__TASK DETAILS__: Locate each line holding the string "шапку" and copy it.

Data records

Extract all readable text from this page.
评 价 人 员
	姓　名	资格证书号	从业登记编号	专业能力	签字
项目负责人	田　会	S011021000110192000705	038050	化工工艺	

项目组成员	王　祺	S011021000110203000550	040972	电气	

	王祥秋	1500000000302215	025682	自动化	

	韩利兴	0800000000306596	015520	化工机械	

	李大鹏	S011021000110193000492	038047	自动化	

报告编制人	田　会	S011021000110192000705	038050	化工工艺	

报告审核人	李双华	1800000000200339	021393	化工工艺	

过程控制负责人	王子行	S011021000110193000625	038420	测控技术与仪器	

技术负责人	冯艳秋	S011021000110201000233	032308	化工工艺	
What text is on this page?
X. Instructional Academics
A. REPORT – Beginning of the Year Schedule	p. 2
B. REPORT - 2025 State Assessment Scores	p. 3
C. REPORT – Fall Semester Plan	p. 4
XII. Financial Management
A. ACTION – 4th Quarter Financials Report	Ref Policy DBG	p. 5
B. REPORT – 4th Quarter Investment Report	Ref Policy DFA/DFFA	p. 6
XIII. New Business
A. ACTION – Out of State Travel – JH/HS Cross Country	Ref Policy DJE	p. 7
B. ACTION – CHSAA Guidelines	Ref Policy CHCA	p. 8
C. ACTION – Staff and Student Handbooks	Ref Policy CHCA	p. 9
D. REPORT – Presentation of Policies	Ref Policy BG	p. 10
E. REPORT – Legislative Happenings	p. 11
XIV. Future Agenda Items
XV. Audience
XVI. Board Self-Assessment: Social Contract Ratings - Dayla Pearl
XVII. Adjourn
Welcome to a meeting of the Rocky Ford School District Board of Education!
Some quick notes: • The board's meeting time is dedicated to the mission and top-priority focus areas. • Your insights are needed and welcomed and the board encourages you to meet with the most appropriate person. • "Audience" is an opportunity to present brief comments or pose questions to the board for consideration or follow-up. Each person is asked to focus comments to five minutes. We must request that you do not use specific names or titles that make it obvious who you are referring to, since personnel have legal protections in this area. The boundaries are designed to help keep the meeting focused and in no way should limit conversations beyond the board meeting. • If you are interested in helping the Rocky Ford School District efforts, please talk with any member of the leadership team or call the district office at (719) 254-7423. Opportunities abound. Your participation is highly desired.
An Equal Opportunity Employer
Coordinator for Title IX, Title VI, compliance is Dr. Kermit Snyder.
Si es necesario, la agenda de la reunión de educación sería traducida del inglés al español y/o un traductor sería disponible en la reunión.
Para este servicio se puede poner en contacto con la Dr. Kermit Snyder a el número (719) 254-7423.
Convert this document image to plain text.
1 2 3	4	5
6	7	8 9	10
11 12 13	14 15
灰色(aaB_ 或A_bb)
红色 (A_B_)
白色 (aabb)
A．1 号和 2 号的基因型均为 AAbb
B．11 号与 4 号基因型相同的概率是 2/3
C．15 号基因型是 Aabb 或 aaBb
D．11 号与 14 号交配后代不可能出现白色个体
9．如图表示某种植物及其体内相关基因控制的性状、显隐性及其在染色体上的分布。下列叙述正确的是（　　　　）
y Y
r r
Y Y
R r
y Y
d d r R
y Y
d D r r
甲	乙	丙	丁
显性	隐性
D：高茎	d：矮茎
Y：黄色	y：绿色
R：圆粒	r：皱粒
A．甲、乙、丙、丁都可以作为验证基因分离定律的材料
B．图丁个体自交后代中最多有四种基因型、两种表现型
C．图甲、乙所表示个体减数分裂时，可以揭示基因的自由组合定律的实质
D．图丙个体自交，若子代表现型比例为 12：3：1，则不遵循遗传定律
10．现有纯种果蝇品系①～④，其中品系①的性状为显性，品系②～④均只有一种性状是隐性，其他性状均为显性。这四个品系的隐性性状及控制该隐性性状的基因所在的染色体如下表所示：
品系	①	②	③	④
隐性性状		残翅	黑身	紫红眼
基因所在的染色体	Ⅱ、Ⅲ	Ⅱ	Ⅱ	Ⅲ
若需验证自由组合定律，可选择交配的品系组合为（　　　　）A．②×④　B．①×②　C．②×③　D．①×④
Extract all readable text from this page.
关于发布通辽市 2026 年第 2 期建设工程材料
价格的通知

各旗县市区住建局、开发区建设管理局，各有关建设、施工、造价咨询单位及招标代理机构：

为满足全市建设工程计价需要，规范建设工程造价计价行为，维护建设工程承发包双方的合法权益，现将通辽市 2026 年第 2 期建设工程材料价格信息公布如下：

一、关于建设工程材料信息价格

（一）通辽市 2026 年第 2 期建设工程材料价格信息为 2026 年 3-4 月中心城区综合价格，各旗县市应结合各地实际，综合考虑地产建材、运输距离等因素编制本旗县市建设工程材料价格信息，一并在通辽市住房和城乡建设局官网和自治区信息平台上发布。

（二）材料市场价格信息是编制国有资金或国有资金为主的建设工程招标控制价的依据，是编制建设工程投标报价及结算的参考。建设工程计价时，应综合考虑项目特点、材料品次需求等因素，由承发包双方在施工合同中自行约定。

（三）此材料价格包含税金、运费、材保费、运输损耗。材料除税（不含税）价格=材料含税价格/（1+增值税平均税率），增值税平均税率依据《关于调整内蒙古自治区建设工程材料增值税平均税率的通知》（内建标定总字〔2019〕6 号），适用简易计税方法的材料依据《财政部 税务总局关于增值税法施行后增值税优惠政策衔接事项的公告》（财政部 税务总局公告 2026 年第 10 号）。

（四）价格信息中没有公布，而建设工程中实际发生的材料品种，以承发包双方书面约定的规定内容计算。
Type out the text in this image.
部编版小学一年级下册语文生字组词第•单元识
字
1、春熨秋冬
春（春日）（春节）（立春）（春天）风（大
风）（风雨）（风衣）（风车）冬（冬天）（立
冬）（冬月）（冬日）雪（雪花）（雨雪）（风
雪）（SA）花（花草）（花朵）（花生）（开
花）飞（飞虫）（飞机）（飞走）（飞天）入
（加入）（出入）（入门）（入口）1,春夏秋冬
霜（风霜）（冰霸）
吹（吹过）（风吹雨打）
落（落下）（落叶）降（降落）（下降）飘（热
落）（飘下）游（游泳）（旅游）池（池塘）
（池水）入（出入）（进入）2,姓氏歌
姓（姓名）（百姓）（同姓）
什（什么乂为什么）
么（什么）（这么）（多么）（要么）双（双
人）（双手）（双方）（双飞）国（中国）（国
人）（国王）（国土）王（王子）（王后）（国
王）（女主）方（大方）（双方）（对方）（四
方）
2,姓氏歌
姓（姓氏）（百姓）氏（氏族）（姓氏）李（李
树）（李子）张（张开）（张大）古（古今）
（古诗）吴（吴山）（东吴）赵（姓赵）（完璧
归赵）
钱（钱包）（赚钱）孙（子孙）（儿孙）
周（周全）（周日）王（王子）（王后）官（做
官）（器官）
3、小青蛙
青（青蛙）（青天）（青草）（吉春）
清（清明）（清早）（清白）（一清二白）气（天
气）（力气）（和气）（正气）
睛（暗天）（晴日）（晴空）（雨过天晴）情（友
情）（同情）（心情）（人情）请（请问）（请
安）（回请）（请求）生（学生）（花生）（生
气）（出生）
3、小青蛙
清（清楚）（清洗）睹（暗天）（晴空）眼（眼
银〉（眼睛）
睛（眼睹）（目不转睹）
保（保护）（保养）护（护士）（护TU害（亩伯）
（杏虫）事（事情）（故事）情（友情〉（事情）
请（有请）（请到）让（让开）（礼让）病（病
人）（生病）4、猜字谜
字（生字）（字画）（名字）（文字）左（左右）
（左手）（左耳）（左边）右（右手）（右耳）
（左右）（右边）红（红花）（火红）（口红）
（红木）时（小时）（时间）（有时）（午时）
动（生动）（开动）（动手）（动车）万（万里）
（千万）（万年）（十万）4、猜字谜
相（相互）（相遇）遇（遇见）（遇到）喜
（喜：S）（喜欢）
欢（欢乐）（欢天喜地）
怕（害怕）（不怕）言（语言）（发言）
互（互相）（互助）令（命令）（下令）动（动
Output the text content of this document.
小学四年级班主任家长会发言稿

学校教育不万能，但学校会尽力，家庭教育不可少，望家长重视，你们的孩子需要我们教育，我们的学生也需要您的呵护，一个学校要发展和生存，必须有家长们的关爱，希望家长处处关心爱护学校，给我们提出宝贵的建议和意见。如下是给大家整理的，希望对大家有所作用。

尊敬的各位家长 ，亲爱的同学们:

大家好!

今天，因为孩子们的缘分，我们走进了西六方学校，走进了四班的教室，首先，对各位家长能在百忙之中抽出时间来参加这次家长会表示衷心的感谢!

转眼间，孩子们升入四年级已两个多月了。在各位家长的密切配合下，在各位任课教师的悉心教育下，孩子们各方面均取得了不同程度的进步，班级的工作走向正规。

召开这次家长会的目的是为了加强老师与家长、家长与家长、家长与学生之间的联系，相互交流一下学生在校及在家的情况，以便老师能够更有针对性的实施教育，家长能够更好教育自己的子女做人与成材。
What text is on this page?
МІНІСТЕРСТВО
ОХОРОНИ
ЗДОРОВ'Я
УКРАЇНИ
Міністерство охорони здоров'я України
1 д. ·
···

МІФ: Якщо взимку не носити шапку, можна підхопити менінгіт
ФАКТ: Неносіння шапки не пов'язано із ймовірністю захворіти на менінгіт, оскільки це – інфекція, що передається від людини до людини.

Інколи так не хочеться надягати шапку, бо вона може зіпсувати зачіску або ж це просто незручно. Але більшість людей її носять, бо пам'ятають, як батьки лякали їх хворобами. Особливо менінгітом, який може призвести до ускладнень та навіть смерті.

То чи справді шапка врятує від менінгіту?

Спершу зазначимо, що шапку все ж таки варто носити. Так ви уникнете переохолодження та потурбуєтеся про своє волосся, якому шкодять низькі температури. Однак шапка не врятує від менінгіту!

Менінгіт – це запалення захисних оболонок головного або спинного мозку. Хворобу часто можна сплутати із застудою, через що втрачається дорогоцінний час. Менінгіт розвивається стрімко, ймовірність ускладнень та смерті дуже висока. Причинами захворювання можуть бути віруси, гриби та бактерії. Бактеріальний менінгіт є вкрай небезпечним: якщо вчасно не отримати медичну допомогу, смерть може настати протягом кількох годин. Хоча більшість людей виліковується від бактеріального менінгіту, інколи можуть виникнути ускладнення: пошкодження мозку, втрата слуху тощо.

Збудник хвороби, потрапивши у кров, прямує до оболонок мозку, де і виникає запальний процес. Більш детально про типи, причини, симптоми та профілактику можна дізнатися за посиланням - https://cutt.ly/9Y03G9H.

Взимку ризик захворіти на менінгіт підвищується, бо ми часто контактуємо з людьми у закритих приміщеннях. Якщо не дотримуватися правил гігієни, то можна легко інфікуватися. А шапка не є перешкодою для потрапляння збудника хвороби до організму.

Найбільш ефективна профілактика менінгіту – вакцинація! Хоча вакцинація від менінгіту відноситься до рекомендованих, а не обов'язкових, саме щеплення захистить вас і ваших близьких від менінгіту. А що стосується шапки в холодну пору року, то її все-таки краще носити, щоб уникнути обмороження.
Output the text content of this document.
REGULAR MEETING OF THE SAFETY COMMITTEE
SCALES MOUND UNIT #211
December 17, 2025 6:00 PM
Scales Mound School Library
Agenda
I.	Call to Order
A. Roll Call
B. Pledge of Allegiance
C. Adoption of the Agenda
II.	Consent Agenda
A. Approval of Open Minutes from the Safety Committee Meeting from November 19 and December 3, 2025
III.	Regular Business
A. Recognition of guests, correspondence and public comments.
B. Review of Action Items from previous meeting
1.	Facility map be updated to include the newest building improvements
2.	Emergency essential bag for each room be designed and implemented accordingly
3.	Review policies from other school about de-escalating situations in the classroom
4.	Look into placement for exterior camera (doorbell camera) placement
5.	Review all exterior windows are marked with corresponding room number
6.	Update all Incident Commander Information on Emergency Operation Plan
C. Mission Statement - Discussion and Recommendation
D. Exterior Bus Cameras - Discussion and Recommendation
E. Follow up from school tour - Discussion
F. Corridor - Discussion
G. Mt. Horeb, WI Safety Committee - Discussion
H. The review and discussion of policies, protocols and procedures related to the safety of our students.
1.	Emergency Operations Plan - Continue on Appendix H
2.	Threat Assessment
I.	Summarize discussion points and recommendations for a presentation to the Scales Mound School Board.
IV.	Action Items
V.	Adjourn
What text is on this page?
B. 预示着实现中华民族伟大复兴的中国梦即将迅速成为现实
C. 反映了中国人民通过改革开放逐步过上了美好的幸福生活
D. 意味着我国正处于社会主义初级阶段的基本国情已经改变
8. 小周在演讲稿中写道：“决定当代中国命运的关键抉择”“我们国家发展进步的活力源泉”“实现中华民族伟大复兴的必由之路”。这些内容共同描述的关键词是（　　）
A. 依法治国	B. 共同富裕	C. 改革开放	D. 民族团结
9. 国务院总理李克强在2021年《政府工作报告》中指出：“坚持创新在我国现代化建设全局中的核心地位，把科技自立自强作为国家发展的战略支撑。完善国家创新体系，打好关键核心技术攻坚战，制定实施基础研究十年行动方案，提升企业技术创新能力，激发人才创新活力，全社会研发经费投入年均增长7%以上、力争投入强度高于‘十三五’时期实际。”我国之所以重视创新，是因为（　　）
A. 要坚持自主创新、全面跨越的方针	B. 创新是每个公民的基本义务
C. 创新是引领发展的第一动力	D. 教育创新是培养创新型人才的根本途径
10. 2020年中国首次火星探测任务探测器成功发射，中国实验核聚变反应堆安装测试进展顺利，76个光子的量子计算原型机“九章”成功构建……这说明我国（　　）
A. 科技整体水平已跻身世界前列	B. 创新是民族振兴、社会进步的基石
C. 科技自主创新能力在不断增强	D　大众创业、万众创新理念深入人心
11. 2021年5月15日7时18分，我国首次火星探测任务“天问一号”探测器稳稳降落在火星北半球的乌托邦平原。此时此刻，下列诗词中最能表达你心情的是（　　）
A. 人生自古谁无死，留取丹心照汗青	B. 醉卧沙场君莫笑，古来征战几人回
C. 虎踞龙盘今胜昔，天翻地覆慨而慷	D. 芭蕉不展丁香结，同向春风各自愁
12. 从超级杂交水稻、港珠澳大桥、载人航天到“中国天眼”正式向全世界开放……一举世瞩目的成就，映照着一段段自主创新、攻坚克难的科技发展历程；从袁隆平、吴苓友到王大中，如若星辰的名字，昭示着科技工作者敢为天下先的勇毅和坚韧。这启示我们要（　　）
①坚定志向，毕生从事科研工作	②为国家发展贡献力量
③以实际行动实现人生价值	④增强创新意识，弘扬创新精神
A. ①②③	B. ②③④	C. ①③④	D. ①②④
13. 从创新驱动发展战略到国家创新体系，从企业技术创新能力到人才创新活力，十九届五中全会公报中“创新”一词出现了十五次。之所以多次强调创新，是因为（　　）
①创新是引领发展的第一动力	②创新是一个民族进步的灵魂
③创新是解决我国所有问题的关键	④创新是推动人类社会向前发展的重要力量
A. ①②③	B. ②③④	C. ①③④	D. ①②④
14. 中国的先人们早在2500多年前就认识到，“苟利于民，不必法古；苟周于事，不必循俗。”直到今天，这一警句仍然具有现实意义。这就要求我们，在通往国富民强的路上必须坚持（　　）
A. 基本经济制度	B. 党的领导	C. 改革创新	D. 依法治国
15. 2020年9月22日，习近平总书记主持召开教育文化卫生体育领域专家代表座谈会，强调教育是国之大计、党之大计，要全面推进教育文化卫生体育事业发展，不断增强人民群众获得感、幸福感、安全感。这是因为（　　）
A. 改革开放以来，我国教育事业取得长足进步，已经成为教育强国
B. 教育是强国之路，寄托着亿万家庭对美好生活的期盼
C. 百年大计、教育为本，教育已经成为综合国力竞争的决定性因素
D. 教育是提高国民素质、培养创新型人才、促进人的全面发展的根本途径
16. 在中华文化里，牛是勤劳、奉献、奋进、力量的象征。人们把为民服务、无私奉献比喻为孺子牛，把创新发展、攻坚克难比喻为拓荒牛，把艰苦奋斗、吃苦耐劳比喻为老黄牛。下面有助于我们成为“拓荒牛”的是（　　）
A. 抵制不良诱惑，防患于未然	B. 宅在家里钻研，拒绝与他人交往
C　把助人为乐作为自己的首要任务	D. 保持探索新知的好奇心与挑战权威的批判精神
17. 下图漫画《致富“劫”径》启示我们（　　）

__TASK ANSWER__:
МІФ: Якщо взимку не носити шапку, можна підхопити менінгіт
Інколи так не хочеться надягати шапку, бо вона може зіпсувати зачіску або ж це просто незручно. Але більшість людей її носять, бо пам'ятають, як батьки лякали їх хворобами. Особливо менінгітом, який може призвести до ускладнень та навіть смерті.
Спершу зазначимо, що шапку все ж таки варто носити. Так ви уникнете переохолодження та потурбуєтеся про своє волосся, якому шкодять низькі температури. Однак шапка не врятує від менінгіту!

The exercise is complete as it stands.